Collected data
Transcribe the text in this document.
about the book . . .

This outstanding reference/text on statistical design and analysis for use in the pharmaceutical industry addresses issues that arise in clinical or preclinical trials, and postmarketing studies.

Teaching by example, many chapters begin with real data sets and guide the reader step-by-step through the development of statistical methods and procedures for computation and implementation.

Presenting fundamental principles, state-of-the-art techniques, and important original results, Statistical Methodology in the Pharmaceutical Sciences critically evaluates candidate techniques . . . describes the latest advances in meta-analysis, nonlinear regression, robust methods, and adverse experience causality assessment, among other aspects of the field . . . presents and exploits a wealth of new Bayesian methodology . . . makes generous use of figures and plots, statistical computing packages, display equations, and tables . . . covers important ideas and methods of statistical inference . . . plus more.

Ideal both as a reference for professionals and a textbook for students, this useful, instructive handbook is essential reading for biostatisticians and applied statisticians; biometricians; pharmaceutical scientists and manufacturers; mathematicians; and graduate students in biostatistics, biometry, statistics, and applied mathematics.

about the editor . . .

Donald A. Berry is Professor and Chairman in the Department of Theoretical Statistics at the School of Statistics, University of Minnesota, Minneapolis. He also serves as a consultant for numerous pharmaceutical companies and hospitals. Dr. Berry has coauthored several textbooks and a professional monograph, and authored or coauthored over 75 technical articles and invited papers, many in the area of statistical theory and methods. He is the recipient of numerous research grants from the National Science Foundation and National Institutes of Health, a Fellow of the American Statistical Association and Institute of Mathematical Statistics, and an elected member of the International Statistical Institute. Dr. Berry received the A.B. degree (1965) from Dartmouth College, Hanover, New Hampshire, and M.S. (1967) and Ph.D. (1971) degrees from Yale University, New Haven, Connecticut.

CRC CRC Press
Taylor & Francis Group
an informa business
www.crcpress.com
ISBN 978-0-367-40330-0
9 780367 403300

WORK TO COMPLETE: Exactly reproduce every line of the data above.

REPLY:
Transcribe the text in this document.
about the book . . .

This outstanding reference/text on statistical design and analysis for use in the pharmaceutical industry addresses issues that arise in clinical or preclinical trials, and postmarketing studies.

Teaching by example, many chapters begin with real data sets and guide the reader step-by-step through the development of statistical methods and procedures for computation and implementation.

Presenting fundamental principles, state-of-the-art techniques, and important original results, Statistical Methodology in the Pharmaceutical Sciences critically evaluates candidate techniques . . . describes the latest advances in meta-analysis, nonlinear regression, robust methods, and adverse experience causality assessment, among other aspects of the field . . . presents and exploits a wealth of new Bayesian methodology . . . makes generous use of figures and plots, statistical computing packages, display equations, and tables . . . covers important ideas and methods of statistical inference . . . plus more.

Ideal both as a reference for professionals and a textbook for students, this useful, instructive handbook is essential reading for biostatisticians and applied statisticians; biometricians; pharmaceutical scientists and manufacturers; mathematicians; and graduate students in biostatistics, biometry, statistics, and applied mathematics.

about the editor . . .

Donald A. Berry is Professor and Chairman in the Department of Theoretical Statistics at the School of Statistics, University of Minnesota, Minneapolis. He also serves as a consultant for numerous pharmaceutical companies and hospitals. Dr. Berry has coauthored several textbooks and a professional monograph, and authored or coauthored over 75 technical articles and invited papers, many in the area of statistical theory and methods. He is the recipient of numerous research grants from the National Science Foundation and National Institutes of Health, a Fellow of the American Statistical Association and Institute of Mathematical Statistics, and an elected member of the International Statistical Institute. Dr. Berry received the A.B. degree (1965) from Dartmouth College, Hanover, New Hampshire, and M.S. (1967) and Ph.D. (1971) degrees from Yale University, New Haven, Connecticut.

CRC CRC Press
Taylor & Francis Group
an informa business
www.crcpress.com
ISBN 978-0-367-40330-0
9 780367 403300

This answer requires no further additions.